══ Task data

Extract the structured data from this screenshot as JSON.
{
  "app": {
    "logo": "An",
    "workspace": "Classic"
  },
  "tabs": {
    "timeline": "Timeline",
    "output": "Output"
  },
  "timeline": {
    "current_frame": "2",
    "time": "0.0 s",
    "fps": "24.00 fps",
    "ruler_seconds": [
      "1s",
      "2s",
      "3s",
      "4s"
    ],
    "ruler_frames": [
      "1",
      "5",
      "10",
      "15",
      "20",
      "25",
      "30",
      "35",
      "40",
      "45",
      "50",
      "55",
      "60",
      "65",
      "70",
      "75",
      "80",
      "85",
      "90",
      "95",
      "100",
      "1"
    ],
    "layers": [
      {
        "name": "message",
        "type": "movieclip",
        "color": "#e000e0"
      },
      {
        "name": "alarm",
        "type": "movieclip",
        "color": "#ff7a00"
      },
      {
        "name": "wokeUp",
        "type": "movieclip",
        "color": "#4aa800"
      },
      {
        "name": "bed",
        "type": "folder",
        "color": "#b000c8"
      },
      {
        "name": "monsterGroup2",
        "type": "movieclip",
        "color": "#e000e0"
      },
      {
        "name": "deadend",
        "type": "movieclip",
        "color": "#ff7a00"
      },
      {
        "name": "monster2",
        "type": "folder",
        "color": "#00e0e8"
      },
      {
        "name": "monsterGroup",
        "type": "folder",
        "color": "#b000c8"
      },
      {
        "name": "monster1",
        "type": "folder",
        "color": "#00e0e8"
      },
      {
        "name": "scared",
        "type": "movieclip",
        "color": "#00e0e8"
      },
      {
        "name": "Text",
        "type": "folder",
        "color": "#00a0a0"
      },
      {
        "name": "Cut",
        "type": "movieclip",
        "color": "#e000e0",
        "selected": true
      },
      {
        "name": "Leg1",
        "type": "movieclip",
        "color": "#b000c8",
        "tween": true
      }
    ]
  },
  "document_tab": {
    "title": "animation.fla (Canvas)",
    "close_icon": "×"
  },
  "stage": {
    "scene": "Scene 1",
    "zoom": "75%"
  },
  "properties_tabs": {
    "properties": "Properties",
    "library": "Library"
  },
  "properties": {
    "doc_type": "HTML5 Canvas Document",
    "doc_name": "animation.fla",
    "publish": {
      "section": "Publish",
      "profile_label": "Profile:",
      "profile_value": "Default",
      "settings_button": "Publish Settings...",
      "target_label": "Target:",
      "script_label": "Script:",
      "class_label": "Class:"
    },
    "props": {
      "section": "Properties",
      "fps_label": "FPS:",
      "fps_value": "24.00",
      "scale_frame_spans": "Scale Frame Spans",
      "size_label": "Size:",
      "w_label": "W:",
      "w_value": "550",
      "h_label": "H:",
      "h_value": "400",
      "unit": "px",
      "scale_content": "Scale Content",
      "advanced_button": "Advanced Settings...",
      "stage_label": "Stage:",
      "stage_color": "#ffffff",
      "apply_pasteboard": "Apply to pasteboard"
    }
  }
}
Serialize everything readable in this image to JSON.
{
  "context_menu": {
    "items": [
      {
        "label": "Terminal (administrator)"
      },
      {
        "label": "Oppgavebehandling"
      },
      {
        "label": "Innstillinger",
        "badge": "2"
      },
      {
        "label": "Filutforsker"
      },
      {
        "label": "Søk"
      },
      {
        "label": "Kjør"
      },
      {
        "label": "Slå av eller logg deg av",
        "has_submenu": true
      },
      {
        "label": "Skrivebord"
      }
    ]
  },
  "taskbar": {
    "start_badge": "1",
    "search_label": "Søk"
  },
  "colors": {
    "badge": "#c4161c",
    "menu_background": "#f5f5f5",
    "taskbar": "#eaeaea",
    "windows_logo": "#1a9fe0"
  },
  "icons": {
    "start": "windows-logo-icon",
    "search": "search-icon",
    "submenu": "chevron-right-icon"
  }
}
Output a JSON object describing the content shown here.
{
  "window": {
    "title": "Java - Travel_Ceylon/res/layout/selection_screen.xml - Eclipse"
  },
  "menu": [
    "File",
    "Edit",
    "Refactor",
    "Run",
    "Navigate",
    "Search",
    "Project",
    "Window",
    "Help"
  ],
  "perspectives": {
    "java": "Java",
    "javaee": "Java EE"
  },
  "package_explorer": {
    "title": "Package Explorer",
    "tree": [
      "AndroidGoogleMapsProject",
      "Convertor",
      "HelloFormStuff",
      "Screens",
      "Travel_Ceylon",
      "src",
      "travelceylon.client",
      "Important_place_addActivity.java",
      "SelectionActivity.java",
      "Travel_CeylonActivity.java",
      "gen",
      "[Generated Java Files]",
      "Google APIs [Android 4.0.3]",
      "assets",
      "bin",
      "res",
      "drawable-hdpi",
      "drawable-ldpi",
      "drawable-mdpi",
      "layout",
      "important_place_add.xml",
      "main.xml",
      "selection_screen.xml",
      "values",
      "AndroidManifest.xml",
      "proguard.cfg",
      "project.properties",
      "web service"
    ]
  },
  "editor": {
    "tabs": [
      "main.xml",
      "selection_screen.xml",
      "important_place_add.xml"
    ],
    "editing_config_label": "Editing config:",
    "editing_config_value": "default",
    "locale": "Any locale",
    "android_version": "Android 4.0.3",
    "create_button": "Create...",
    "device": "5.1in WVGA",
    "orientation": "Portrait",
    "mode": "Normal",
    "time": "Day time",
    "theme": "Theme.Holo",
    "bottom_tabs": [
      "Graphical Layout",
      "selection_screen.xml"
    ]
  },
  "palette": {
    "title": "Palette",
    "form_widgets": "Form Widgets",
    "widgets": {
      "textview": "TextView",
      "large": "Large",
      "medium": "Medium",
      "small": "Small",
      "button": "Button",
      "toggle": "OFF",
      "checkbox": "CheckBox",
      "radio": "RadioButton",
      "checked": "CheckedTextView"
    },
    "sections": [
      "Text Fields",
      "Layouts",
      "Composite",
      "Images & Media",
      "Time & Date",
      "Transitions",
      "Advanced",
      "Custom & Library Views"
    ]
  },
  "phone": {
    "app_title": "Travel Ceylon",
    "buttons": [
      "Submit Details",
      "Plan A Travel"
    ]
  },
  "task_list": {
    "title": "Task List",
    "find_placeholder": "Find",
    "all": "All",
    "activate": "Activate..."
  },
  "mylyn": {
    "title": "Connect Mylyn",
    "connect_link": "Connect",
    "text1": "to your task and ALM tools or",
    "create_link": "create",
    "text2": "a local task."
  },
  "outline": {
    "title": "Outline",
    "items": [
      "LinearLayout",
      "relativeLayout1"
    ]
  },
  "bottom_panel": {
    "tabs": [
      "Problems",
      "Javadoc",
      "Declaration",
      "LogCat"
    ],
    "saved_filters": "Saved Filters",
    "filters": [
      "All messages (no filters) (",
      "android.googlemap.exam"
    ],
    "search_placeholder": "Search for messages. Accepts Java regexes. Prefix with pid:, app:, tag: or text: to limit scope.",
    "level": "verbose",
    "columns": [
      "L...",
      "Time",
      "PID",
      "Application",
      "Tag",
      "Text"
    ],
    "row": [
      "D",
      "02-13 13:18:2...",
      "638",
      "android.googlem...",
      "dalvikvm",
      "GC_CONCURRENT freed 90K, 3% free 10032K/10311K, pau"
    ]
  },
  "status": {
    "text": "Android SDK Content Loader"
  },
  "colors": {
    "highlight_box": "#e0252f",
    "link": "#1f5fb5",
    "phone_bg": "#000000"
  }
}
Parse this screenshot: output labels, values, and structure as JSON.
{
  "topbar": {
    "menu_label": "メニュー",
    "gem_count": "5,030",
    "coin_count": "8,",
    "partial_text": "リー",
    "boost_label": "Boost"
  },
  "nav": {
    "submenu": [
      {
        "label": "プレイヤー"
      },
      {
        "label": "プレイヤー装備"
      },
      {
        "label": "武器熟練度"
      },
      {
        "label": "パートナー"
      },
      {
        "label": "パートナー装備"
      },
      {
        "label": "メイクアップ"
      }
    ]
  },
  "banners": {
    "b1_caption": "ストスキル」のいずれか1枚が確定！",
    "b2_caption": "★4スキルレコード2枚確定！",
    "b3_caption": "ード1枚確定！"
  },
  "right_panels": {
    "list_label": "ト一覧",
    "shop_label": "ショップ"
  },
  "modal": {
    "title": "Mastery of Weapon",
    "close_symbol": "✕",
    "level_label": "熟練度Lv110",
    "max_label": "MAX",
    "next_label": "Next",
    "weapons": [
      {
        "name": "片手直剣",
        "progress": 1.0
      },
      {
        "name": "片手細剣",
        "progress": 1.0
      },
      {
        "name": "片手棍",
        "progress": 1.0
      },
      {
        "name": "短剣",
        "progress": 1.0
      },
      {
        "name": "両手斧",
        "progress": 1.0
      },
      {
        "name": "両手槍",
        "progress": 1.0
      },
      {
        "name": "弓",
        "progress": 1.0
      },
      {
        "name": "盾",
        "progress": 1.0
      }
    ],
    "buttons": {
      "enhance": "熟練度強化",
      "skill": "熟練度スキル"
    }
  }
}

════

**Written exercise**
List each line in the listing that contains the string "true".

**Problem solution**
        "selected": true
        "tween": true
        "has_submenu": true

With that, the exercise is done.